◆ TO BE DONE ◆
Without including any pictures, write out all the entries exactly.
━━━━━━
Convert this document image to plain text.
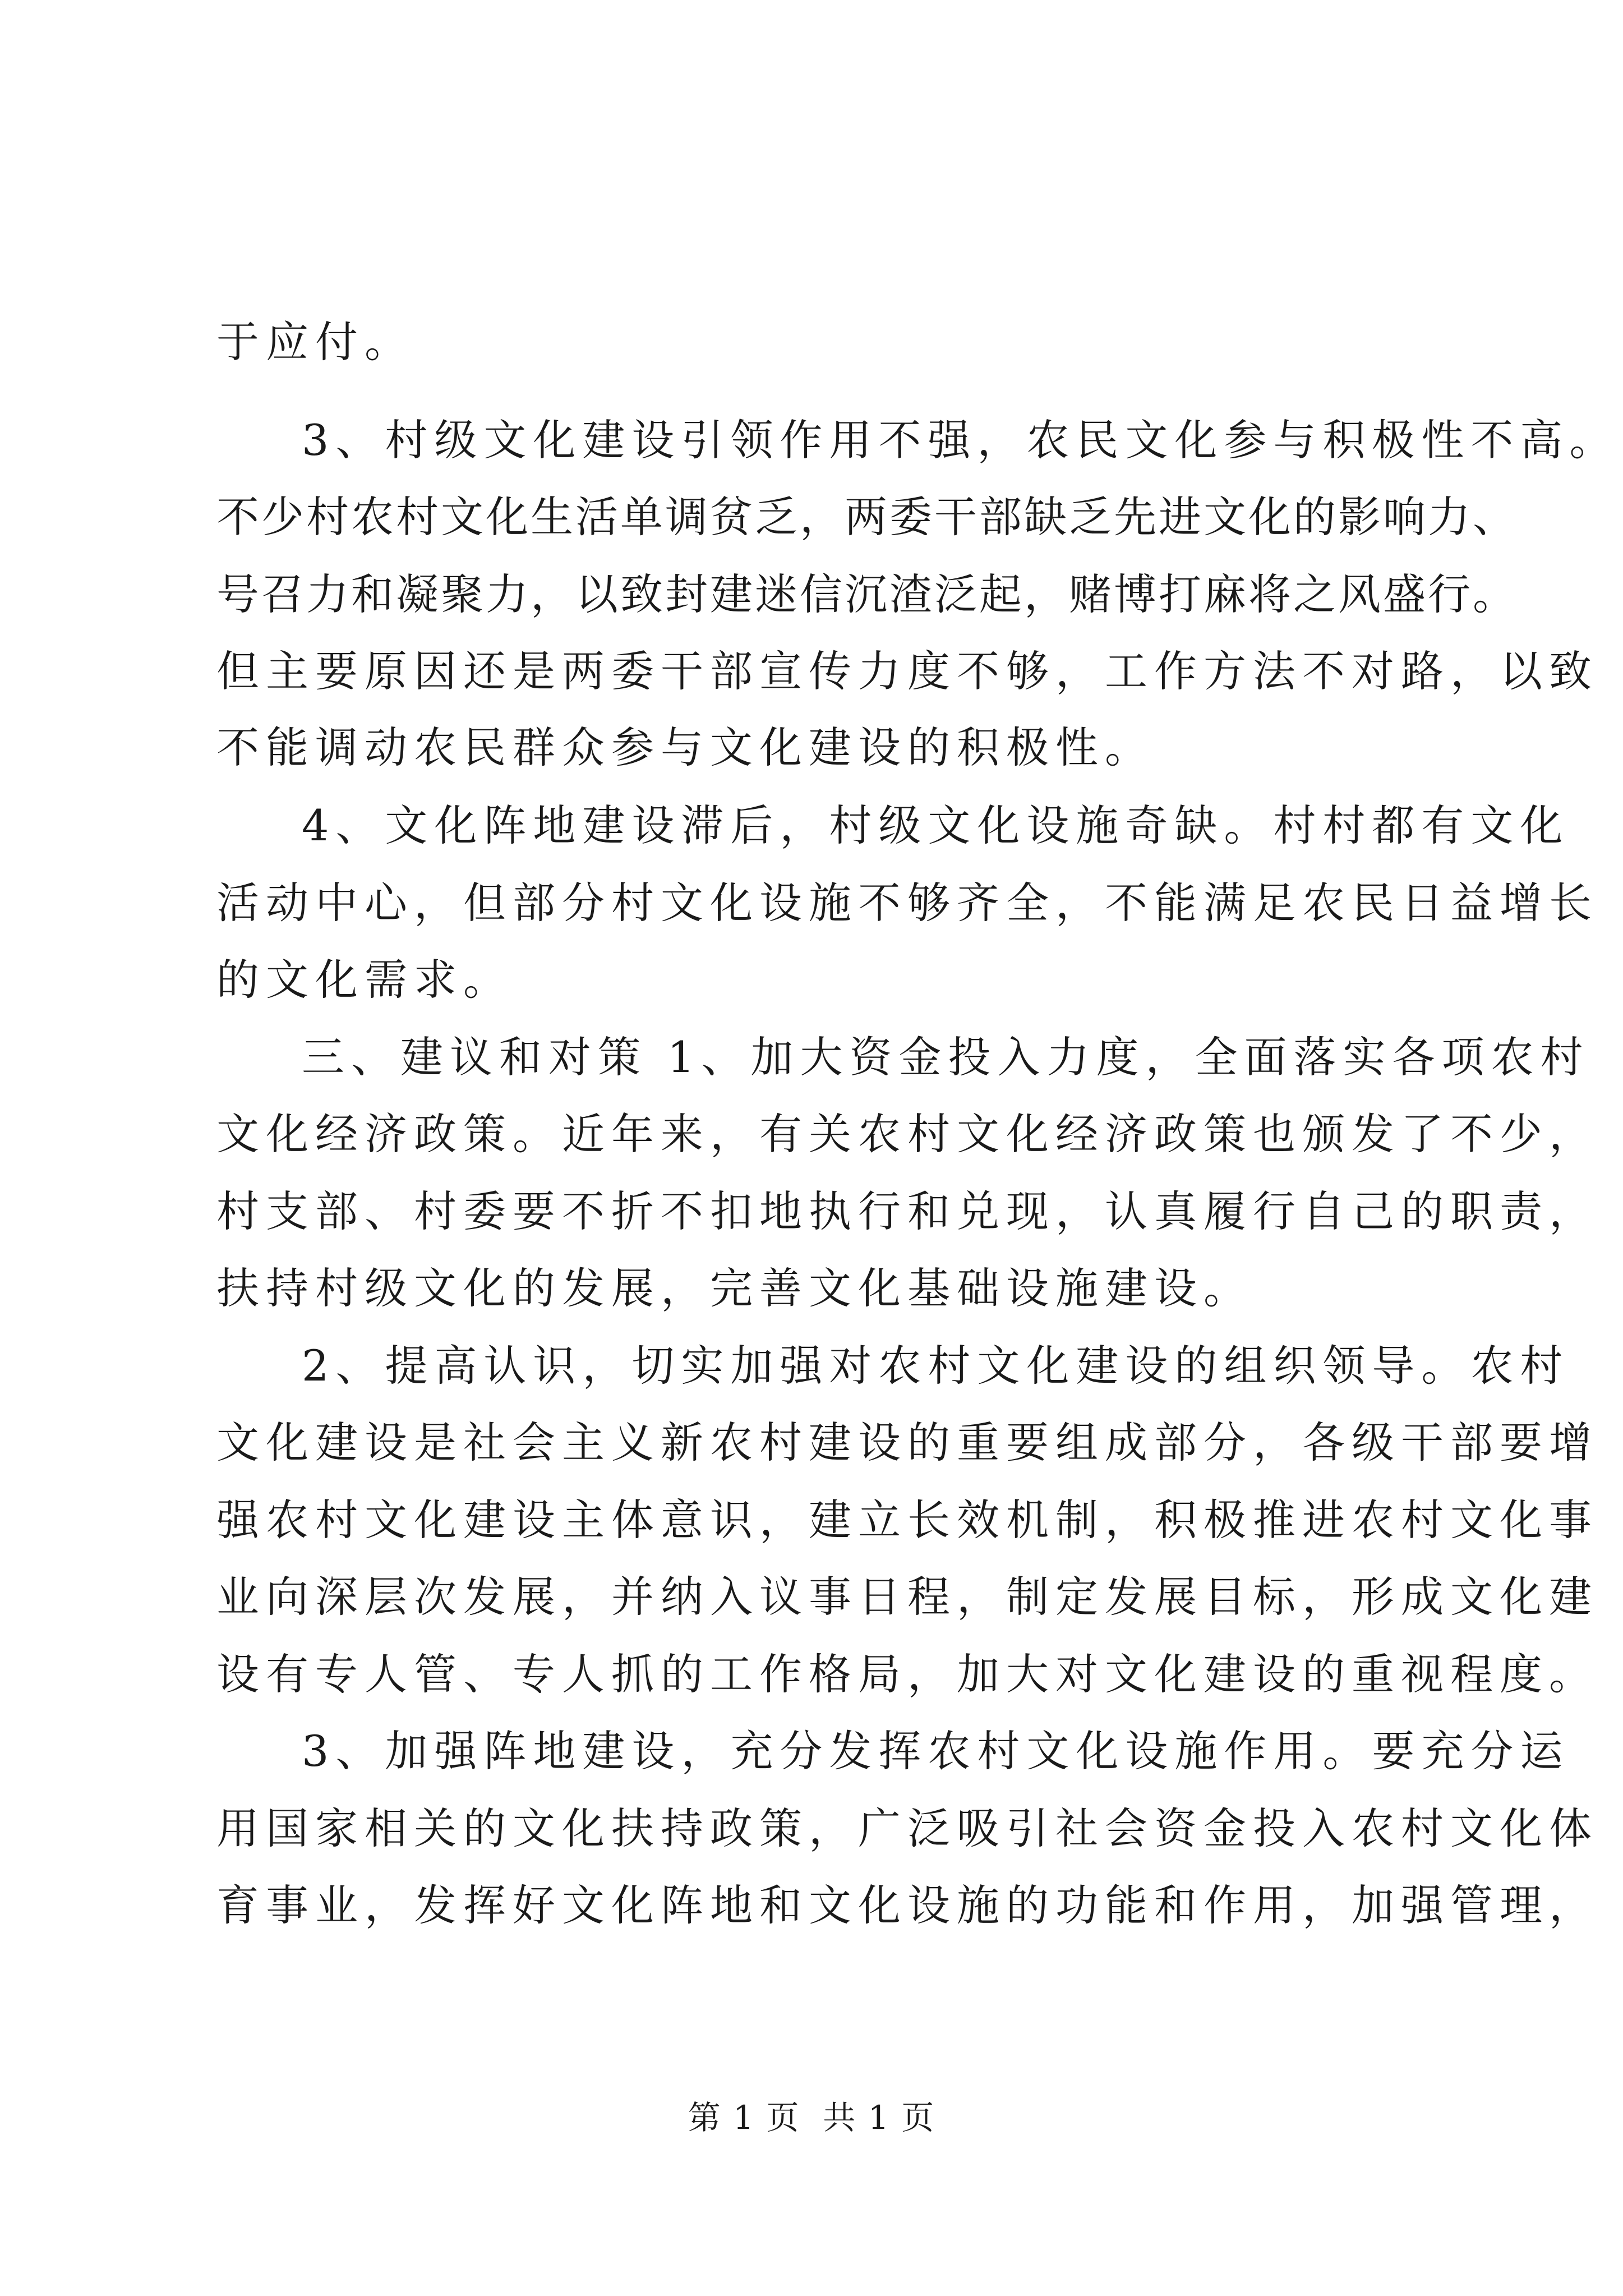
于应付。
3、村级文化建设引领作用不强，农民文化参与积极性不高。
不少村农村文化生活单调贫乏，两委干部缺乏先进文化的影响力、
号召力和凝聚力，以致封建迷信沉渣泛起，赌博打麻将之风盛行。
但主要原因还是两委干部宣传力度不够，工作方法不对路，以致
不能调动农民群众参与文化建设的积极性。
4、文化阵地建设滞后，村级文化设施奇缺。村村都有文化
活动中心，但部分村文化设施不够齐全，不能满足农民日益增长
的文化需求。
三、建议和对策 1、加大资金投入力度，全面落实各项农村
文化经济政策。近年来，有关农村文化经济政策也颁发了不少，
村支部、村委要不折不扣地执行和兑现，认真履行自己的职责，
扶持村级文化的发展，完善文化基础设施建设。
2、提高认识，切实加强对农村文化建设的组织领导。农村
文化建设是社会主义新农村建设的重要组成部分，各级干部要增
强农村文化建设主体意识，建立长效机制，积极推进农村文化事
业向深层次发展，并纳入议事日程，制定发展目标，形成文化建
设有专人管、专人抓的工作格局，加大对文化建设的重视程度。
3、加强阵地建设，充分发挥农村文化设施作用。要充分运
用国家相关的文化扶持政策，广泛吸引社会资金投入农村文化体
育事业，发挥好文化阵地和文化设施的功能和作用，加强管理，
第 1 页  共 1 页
━━━━━━
◆ EXERCISE SOLUTION ◆
Convert this document image to plain text.
于应付。
3、村级文化建设引领作用不强，农民文化参与积极性不高。
不少村农村文化生活单调贫乏，两委干部缺乏先进文化的影响力、
号召力和凝聚力，以致封建迷信沉渣泛起，赌博打麻将之风盛行。
但主要原因还是两委干部宣传力度不够，工作方法不对路，以致
不能调动农民群众参与文化建设的积极性。
4、文化阵地建设滞后，村级文化设施奇缺。村村都有文化
活动中心，但部分村文化设施不够齐全，不能满足农民日益增长
的文化需求。
三、建议和对策 1、加大资金投入力度，全面落实各项农村
文化经济政策。近年来，有关农村文化经济政策也颁发了不少，
村支部、村委要不折不扣地执行和兑现，认真履行自己的职责，
扶持村级文化的发展，完善文化基础设施建设。
2、提高认识，切实加强对农村文化建设的组织领导。农村
文化建设是社会主义新农村建设的重要组成部分，各级干部要增
强农村文化建设主体意识，建立长效机制，积极推进农村文化事
业向深层次发展，并纳入议事日程，制定发展目标，形成文化建
设有专人管、专人抓的工作格局，加大对文化建设的重视程度。
3、加强阵地建设，充分发挥农村文化设施作用。要充分运
用国家相关的文化扶持政策，广泛吸引社会资金投入农村文化体
育事业，发挥好文化阵地和文化设施的功能和作用，加强管理，
第 1 页  共 1 页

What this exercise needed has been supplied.